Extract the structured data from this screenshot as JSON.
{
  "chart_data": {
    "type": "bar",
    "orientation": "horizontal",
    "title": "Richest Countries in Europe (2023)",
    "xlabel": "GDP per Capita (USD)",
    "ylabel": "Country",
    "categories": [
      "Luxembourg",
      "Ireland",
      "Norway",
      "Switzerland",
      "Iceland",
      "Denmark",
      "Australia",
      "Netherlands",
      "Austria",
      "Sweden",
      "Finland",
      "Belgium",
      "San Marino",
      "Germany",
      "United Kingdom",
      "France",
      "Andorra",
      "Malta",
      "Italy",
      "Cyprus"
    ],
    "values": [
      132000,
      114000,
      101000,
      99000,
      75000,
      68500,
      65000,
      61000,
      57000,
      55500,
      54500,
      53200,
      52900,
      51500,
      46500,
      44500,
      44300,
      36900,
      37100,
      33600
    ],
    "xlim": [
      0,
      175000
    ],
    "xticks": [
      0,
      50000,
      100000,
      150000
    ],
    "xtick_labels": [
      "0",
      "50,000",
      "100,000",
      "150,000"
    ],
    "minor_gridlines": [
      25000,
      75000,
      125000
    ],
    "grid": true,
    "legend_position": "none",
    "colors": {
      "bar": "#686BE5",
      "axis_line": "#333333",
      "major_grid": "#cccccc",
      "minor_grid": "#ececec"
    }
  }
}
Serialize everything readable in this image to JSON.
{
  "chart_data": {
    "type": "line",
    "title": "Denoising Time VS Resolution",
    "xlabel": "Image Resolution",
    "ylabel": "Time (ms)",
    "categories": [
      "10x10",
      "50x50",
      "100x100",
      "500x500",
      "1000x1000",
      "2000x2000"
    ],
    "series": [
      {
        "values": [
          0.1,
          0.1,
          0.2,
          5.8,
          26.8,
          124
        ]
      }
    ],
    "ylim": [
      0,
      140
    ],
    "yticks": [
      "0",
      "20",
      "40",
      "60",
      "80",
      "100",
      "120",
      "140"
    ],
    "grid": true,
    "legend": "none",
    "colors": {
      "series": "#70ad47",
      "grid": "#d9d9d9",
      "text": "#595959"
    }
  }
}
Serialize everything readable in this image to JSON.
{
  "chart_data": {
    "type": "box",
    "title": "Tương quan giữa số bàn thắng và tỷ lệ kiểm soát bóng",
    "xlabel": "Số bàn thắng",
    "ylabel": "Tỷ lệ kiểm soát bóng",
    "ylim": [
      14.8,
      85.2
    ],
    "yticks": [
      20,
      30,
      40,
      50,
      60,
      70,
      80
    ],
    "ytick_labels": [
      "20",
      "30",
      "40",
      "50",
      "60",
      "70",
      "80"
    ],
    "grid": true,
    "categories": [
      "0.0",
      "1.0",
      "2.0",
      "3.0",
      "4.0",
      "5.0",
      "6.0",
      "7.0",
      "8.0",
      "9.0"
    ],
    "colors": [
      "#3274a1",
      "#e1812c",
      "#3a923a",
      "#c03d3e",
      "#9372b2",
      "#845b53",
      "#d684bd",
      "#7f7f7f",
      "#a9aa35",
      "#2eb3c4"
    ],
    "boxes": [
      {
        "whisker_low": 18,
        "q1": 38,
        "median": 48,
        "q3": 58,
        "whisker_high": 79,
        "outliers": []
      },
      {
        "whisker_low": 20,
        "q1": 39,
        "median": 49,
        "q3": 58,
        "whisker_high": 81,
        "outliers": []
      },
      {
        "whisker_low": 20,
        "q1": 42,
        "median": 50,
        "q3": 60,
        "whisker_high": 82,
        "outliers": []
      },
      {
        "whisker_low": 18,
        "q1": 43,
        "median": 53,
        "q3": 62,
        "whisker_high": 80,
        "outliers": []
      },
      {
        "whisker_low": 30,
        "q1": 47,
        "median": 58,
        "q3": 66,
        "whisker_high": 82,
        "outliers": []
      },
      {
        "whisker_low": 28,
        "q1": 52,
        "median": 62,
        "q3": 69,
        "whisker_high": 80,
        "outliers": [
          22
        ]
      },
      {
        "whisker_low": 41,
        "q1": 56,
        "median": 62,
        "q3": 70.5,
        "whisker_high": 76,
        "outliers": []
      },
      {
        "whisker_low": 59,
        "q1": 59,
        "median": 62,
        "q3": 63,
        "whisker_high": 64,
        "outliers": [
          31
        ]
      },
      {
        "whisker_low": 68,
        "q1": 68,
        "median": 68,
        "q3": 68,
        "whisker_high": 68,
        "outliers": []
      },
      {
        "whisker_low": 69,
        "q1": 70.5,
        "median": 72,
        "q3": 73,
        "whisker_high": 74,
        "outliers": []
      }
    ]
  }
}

=-=-=

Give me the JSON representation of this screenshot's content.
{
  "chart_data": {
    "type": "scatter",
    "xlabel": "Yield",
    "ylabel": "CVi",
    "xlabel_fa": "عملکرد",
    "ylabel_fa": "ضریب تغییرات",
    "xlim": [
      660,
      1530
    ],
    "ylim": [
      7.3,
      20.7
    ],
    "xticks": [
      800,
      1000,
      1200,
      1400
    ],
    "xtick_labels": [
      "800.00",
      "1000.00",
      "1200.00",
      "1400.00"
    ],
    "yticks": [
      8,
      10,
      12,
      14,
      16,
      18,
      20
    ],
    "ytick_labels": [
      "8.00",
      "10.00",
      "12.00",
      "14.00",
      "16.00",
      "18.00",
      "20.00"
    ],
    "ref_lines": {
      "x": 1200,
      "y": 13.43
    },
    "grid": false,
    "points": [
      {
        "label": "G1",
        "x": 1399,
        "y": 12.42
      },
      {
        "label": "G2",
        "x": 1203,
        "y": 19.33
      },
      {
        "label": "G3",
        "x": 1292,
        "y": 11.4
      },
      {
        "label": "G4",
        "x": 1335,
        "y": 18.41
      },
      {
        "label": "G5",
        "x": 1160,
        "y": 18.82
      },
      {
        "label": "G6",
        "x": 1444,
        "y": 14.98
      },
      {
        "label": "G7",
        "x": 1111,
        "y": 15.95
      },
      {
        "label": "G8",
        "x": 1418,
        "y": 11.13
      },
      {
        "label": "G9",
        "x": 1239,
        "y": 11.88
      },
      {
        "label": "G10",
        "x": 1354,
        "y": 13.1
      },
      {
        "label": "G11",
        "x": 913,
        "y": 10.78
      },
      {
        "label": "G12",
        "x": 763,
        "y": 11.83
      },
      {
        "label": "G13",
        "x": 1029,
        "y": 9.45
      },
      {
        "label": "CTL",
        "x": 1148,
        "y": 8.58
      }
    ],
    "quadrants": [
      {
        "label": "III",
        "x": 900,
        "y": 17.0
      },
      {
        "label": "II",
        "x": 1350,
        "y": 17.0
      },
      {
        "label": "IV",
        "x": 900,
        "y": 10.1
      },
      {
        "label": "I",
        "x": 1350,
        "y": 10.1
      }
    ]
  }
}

=-=-=

AIM OF THE TASK:
From the listing above, copy all lines holding the word "this".

RESULT:
Extract the structured data from this screenshot as JSON.
Serialize everything readable in this image to JSON.
Serialize everything readable in this image to JSON.
Give me the JSON representation of this screenshot's content.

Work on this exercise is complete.